--- start Source records ---

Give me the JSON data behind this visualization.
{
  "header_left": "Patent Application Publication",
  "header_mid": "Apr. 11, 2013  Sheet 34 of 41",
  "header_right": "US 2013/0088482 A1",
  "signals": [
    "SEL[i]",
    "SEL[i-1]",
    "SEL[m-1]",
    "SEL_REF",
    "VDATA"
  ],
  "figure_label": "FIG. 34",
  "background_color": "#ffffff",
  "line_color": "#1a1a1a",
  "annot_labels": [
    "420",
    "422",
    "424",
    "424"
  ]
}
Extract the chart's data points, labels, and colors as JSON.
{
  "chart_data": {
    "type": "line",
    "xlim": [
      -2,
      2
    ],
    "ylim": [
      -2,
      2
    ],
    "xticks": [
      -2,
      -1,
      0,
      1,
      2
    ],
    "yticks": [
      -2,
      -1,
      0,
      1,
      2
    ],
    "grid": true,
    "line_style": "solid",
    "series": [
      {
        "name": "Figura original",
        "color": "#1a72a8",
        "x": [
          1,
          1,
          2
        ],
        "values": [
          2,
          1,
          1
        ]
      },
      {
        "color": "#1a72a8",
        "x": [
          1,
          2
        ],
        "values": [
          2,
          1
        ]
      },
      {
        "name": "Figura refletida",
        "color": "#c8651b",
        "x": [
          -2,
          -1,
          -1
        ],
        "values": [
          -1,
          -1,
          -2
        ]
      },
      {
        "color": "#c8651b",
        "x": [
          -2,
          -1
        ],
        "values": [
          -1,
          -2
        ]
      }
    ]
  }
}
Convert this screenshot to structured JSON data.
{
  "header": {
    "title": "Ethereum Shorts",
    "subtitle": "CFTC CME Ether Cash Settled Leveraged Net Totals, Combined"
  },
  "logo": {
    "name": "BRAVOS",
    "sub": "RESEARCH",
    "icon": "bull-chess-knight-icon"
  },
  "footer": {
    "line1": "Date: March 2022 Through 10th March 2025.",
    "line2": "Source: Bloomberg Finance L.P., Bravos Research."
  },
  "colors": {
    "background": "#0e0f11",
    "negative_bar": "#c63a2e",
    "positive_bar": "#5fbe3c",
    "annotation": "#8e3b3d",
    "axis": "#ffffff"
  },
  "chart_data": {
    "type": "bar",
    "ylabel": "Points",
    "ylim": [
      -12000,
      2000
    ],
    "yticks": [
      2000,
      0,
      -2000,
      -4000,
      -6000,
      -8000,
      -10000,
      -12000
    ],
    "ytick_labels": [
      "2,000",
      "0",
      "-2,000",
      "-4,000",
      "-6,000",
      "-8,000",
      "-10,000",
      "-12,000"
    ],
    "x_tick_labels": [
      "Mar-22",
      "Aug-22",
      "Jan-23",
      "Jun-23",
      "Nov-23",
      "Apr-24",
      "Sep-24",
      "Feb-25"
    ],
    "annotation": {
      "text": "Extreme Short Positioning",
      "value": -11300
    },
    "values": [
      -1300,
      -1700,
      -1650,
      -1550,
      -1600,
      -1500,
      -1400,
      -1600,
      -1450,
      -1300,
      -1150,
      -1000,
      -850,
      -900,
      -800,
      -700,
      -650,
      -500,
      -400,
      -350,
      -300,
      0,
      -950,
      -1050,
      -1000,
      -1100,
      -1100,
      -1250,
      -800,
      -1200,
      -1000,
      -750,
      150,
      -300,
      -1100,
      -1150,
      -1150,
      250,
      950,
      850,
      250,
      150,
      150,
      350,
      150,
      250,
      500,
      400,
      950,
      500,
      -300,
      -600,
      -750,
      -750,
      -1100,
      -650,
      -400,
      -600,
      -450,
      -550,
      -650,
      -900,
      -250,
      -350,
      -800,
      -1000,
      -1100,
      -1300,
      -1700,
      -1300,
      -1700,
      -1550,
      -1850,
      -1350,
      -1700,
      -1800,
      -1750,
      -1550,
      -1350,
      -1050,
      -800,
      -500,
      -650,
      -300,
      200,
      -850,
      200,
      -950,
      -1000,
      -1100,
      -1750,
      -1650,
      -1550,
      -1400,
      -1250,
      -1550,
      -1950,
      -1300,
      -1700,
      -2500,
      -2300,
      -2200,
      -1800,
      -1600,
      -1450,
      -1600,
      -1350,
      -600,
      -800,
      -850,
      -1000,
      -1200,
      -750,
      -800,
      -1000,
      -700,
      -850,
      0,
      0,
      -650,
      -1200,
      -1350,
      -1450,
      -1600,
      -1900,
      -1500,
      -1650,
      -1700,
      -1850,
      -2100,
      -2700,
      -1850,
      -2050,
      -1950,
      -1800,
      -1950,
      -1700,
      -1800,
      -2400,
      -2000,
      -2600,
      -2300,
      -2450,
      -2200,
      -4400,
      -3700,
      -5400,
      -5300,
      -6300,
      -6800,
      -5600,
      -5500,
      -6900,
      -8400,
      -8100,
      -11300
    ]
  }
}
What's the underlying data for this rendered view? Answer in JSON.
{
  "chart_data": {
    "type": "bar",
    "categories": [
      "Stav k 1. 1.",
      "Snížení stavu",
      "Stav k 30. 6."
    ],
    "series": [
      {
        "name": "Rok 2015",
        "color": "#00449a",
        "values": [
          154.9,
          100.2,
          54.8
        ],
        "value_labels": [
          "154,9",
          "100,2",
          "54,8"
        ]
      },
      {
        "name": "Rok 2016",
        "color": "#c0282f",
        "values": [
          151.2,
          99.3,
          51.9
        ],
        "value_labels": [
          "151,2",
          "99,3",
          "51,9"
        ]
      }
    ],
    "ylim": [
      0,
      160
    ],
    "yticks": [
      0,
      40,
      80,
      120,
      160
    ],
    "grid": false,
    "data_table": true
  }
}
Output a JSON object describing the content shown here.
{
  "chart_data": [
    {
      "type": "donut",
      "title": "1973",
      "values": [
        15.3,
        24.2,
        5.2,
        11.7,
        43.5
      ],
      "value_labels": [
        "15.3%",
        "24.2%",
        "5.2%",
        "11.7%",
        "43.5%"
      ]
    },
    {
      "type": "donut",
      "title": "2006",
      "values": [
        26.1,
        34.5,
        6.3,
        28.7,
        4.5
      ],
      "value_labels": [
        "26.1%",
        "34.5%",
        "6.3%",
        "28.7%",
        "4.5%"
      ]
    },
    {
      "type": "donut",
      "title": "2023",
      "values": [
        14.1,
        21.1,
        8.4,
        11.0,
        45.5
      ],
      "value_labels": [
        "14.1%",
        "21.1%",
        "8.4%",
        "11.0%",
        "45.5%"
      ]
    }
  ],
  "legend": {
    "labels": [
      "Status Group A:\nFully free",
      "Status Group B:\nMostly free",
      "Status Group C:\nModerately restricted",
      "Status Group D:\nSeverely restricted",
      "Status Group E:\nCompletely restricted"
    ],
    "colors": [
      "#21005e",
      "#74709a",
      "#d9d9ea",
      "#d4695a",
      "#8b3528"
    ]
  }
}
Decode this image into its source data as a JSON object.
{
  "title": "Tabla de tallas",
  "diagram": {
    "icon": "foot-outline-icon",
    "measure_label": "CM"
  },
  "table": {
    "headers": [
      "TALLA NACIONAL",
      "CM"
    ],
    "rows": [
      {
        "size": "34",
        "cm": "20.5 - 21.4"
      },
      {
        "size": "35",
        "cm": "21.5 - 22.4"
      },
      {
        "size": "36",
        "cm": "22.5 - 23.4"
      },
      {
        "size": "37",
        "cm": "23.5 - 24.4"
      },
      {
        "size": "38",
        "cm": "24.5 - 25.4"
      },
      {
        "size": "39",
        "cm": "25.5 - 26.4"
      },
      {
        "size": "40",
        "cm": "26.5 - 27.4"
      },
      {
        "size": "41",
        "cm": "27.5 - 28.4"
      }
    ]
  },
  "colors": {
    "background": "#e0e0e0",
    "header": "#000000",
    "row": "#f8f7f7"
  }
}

--- end Source records ---

### Prompt
Make an exact copy of the records.

### Solution to the exercise
Give me the JSON data behind this visualization.
{
  "header_left": "Patent Application Publication",
  "header_mid": "Apr. 11, 2013  Sheet 34 of 41",
  "header_right": "US 2013/0088482 A1",
  "signals": [
    "SEL[i]",
    "SEL[i-1]",
    "SEL[m-1]",
    "SEL_REF",
    "VDATA"
  ],
  "figure_label": "FIG. 34",
  "background_color": "#ffffff",
  "line_color": "#1a1a1a",
  "annot_labels": [
    "420",
    "422",
    "424",
    "424"
  ]
}
Extract the chart's data points, labels, and colors as JSON.
{
  "chart_data": {
    "type": "line",
    "xlim": [
      -2,
      2
    ],
    "ylim": [
      -2,
      2
    ],
    "xticks": [
      -2,
      -1,
      0,
      1,
      2
    ],
    "yticks": [
      -2,
      -1,
      0,
      1,
      2
    ],
    "grid": true,
    "line_style": "solid",
    "series": [
      {
        "name": "Figura original",
        "color": "#1a72a8",
        "x": [
          1,
          1,
          2
        ],
        "values": [
          2,
          1,
          1
        ]
      },
      {
        "color": "#1a72a8",
        "x": [
          1,
          2
        ],
        "values": [
          2,
          1
        ]
      },
      {
        "name": "Figura refletida",
        "color": "#c8651b",
        "x": [
          -2,
          -1,
          -1
        ],
        "values": [
          -1,
          -1,
          -2
        ]
      },
      {
        "color": "#c8651b",
        "x": [
          -2,
          -1
        ],
        "values": [
          -1,
          -2
        ]
      }
    ]
  }
}
Convert this screenshot to structured JSON data.
{
  "header": {
    "title": "Ethereum Shorts",
    "subtitle": "CFTC CME Ether Cash Settled Leveraged Net Totals, Combined"
  },
  "logo": {
    "name": "BRAVOS",
    "sub": "RESEARCH",
    "icon": "bull-chess-knight-icon"
  },
  "footer": {
    "line1": "Date: March 2022 Through 10th March 2025.",
    "line2": "Source: Bloomberg Finance L.P., Bravos Research."
  },
  "colors": {
    "background": "#0e0f11",
    "negative_bar": "#c63a2e",
    "positive_bar": "#5fbe3c",
    "annotation": "#8e3b3d",
    "axis": "#ffffff"
  },
  "chart_data": {
    "type": "bar",
    "ylabel": "Points",
    "ylim": [
      -12000,
      2000
    ],
    "yticks": [
      2000,
      0,
      -2000,
      -4000,
      -6000,
      -8000,
      -10000,
      -12000
    ],
    "ytick_labels": [
      "2,000",
      "0",
      "-2,000",
      "-4,000",
      "-6,000",
      "-8,000",
      "-10,000",
      "-12,000"
    ],
    "x_tick_labels": [
      "Mar-22",
      "Aug-22",
      "Jan-23",
      "Jun-23",
      "Nov-23",
      "Apr-24",
      "Sep-24",
      "Feb-25"
    ],
    "annotation": {
      "text": "Extreme Short Positioning",
      "value": -11300
    },
    "values": [
      -1300,
      -1700,
      -1650,
      -1550,
      -1600,
      -1500,
      -1400,
      -1600,
      -1450,
      -1300,
      -1150,
      -1000,
      -850,
      -900,
      -800,
      -700,
      -650,
      -500,
      -400,
      -350,
      -300,
      0,
      -950,
      -1050,
      -1000,
      -1100,
      -1100,
      -1250,
      -800,
      -1200,
      -1000,
      -750,
      150,
      -300,
      -1100,
      -1150,
      -1150,
      250,
      950,
      850,
      250,
      150,
      150,
      350,
      150,
      250,
      500,
      400,
      950,
      500,
      -300,
      -600,
      -750,
      -750,
      -1100,
      -650,
      -400,
      -600,
      -450,
      -550,
      -650,
      -900,
      -250,
      -350,
      -800,
      -1000,
      -1100,
      -1300,
      -1700,
      -1300,
      -1700,
      -1550,
      -1850,
      -1350,
      -1700,
      -1800,
      -1750,
      -1550,
      -1350,
      -1050,
      -800,
      -500,
      -650,
      -300,
      200,
      -850,
      200,
      -950,
      -1000,
      -1100,
      -1750,
      -1650,
      -1550,
      -1400,
      -1250,
      -1550,
      -1950,
      -1300,
      -1700,
      -2500,
      -2300,
      -2200,
      -1800,
      -1600,
      -1450,
      -1600,
      -1350,
      -600,
      -800,
      -850,
      -1000,
      -1200,
      -750,
      -800,
      -1000,
      -700,
      -850,
      0,
      0,
      -650,
      -1200,
      -1350,
      -1450,
      -1600,
      -1900,
      -1500,
      -1650,
      -1700,
      -1850,
      -2100,
      -2700,
      -1850,
      -2050,
      -1950,
      -1800,
      -1950,
      -1700,
      -1800,
      -2400,
      -2000,
      -2600,
      -2300,
      -2450,
      -2200,
      -4400,
      -3700,
      -5400,
      -5300,
      -6300,
      -6800,
      -5600,
      -5500,
      -6900,
      -8400,
      -8100,
      -11300
    ]
  }
}
What's the underlying data for this rendered view? Answer in JSON.
{
  "chart_data": {
    "type": "bar",
    "categories": [
      "Stav k 1. 1.",
      "Snížení stavu",
      "Stav k 30. 6."
    ],
    "series": [
      {
        "name": "Rok 2015",
        "color": "#00449a",
        "values": [
          154.9,
          100.2,
          54.8
        ],
        "value_labels": [
          "154,9",
          "100,2",
          "54,8"
        ]
      },
      {
        "name": "Rok 2016",
        "color": "#c0282f",
        "values": [
          151.2,
          99.3,
          51.9
        ],
        "value_labels": [
          "151,2",
          "99,3",
          "51,9"
        ]
      }
    ],
    "ylim": [
      0,
      160
    ],
    "yticks": [
      0,
      40,
      80,
      120,
      160
    ],
    "grid": false,
    "data_table": true
  }
}
Output a JSON object describing the content shown here.
{
  "chart_data": [
    {
      "type": "donut",
      "title": "1973",
      "values": [
        15.3,
        24.2,
        5.2,
        11.7,
        43.5
      ],
      "value_labels": [
        "15.3%",
        "24.2%",
        "5.2%",
        "11.7%",
        "43.5%"
      ]
    },
    {
      "type": "donut",
      "title": "2006",
      "values": [
        26.1,
        34.5,
        6.3,
        28.7,
        4.5
      ],
      "value_labels": [
        "26.1%",
        "34.5%",
        "6.3%",
        "28.7%",
        "4.5%"
      ]
    },
    {
      "type": "donut",
      "title": "2023",
      "values": [
        14.1,
        21.1,
        8.4,
        11.0,
        45.5
      ],
      "value_labels": [
        "14.1%",
        "21.1%",
        "8.4%",
        "11.0%",
        "45.5%"
      ]
    }
  ],
  "legend": {
    "labels": [
      "Status Group A:\nFully free",
      "Status Group B:\nMostly free",
      "Status Group C:\nModerately restricted",
      "Status Group D:\nSeverely restricted",
      "Status Group E:\nCompletely restricted"
    ],
    "colors": [
      "#21005e",
      "#74709a",
      "#d9d9ea",
      "#d4695a",
      "#8b3528"
    ]
  }
}
Decode this image into its source data as a JSON object.
{
  "title": "Tabla de tallas",
  "diagram": {
    "icon": "foot-outline-icon",
    "measure_label": "CM"
  },
  "table": {
    "headers": [
      "TALLA NACIONAL",
      "CM"
    ],
    "rows": [
      {
        "size": "34",
        "cm": "20.5 - 21.4"
      },
      {
        "size": "35",
        "cm": "21.5 - 22.4"
      },
      {
        "size": "36",
        "cm": "22.5 - 23.4"
      },
      {
        "size": "37",
        "cm": "23.5 - 24.4"
      },
      {
        "size": "38",
        "cm": "24.5 - 25.4"
      },
      {
        "size": "39",
        "cm": "25.5 - 26.4"
      },
      {
        "size": "40",
        "cm": "26.5 - 27.4"
      },
      {
        "size": "41",
        "cm": "27.5 - 28.4"
      }
    ]
  },
  "colors": {
    "background": "#e0e0e0",
    "header": "#000000",
    "row": "#f8f7f7"
  }
}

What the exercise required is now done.